AIM OF THE TASK: Word for word, quote all of the material, omitting the pictures.

(Collection entries)
[start]
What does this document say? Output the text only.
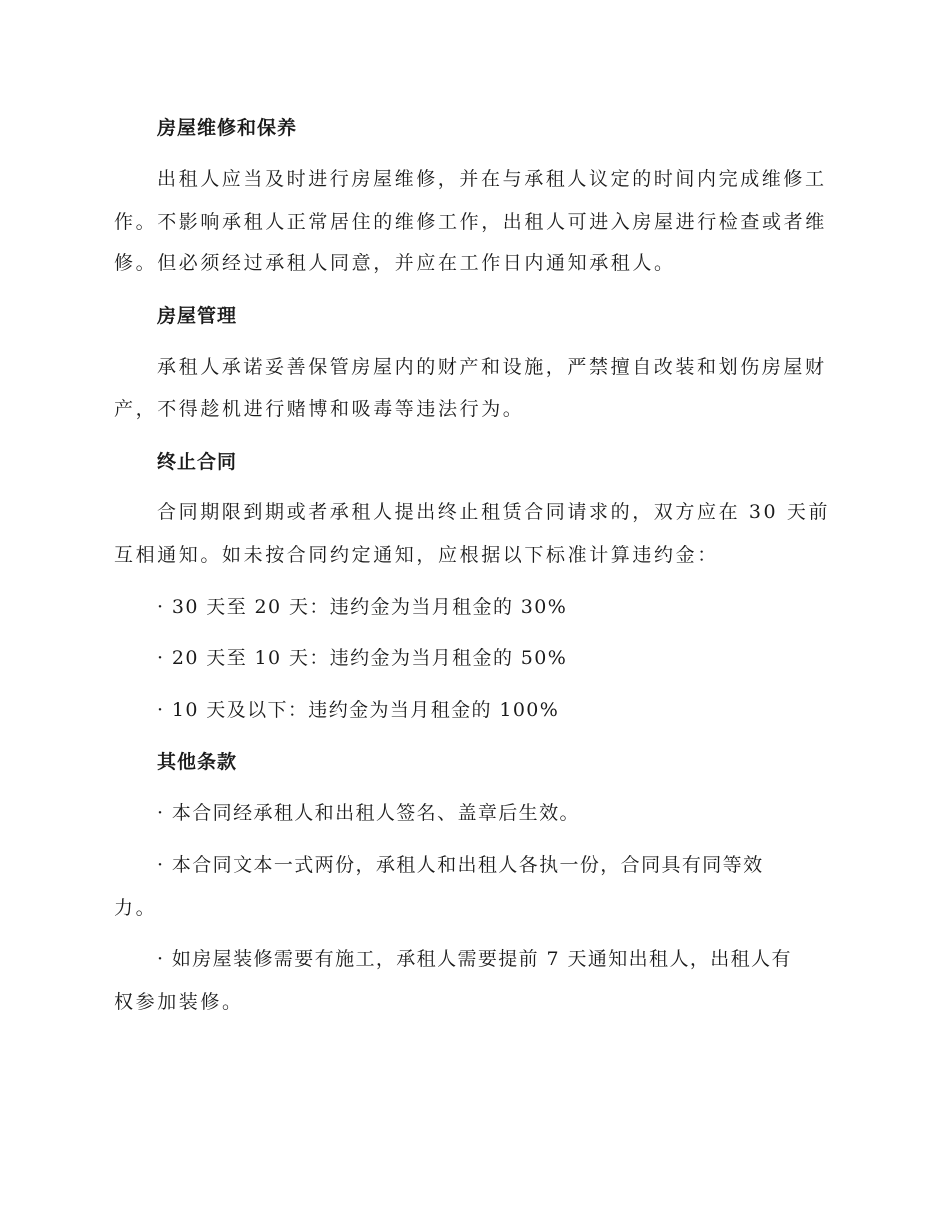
房屋维修和保养

出租人应当及时进行房屋维修，并在与承租人议定的时间内完成维修工

作。不影响承租人正常居住的维修工作，出租人可进入房屋进行检查或者维

修。但必须经过承租人同意，并应在工作日内通知承租人。

房屋管理

承租人承诺妥善保管房屋内的财产和设施，严禁擅自改装和划伤房屋财

产，不得趁机进行赌博和吸毒等违法行为。

终止合同

合同期限到期或者承租人提出终止租赁合同请求的，双方应在 30 天前

互相通知。如未按合同约定通知，应根据以下标准计算违约金：

· 30 天至 20 天：违约金为当月租金的 30%

· 20 天至 10 天：违约金为当月租金的 50%

· 10 天及以下：违约金为当月租金的 100%

其他条款

· 本合同经承租人和出租人签名、盖章后生效。

· 本合同文本一式两份，承租人和出租人各执一份，合同具有同等效

力。

· 如房屋装修需要有施工，承租人需要提前 7 天通知出租人，出租人有

权参加装修。
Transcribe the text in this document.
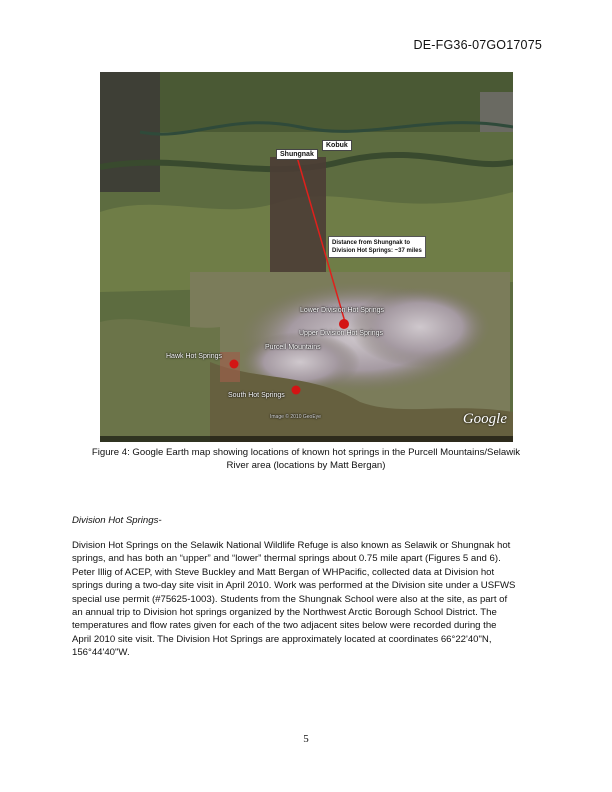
DE-FG36-07GO17075
Kobuk
Shungnak
Distance from Shungnak to
Division Hot Springs: ~37 miles
Lower Division Hot Springs
Upper Division Hot Springs
Purcell Mountains
Hawk Hot Springs
South Hot Springs
Image © 2010 GeoEye	Google
Figure 4: Google Earth map showing locations of known hot springs in the Purcell Mountains/Selawik
River area (locations by Matt Bergan)
Division Hot Springs-
Division Hot Springs on the Selawik National Wildlife Refuge is also known as Selawik or Shungnak hot
springs, and has both an “upper” and “lower” thermal springs about 0.75 mile apart (Figures 5 and 6).
Peter Illig of ACEP, with Steve Buckley and Matt Bergan of WHPacific, collected data at Division hot
springs during a two-day site visit in April 2010. Work was performed at the Division site under a USFWS
special use permit (#75625-1003). Students from the Shungnak School were also at the site, as part of
an annual trip to Division hot springs organized by the Northwest Arctic Borough School District. The
temperatures and flow rates given for each of the two adjacent sites below were recorded during the
April 2010 site visit. The Division Hot Springs are approximately located at coordinates 66°22'40"N,
156°44'40"W.
5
[end]
IN RESPONSE:
What does this document say? Output the text only.
房屋维修和保养

出租人应当及时进行房屋维修，并在与承租人议定的时间内完成维修工

作。不影响承租人正常居住的维修工作，出租人可进入房屋进行检查或者维

修。但必须经过承租人同意，并应在工作日内通知承租人。

房屋管理

承租人承诺妥善保管房屋内的财产和设施，严禁擅自改装和划伤房屋财

产，不得趁机进行赌博和吸毒等违法行为。

终止合同

合同期限到期或者承租人提出终止租赁合同请求的，双方应在 30 天前

互相通知。如未按合同约定通知，应根据以下标准计算违约金：

· 30 天至 20 天：违约金为当月租金的 30%

· 20 天至 10 天：违约金为当月租金的 50%

· 10 天及以下：违约金为当月租金的 100%

其他条款

· 本合同经承租人和出租人签名、盖章后生效。

· 本合同文本一式两份，承租人和出租人各执一份，合同具有同等效

力。

· 如房屋装修需要有施工，承租人需要提前 7 天通知出租人，出租人有

权参加装修。
Transcribe the text in this document.
DE-FG36-07GO17075
Kobuk
Shungnak
Distance from Shungnak to
Division Hot Springs: ~37 miles
Lower Division Hot Springs
Upper Division Hot Springs
Purcell Mountains
Hawk Hot Springs
South Hot Springs
Image © 2010 GeoEye	Google
Figure 4: Google Earth map showing locations of known hot springs in the Purcell Mountains/Selawik
River area (locations by Matt Bergan)
Division Hot Springs-
Division Hot Springs on the Selawik National Wildlife Refuge is also known as Selawik or Shungnak hot
springs, and has both an “upper” and “lower” thermal springs about 0.75 mile apart (Figures 5 and 6).
Peter Illig of ACEP, with Steve Buckley and Matt Bergan of WHPacific, collected data at Division hot
springs during a two-day site visit in April 2010. Work was performed at the Division site under a USFWS
special use permit (#75625-1003). Students from the Shungnak School were also at the site, as part of
an annual trip to Division hot springs organized by the Northwest Arctic Borough School District. The
temperatures and flow rates given for each of the two adjacent sites below were recorded during the
April 2010 site visit. The Division Hot Springs are approximately located at coordinates 66°22'40"N,
156°44'40"W.
5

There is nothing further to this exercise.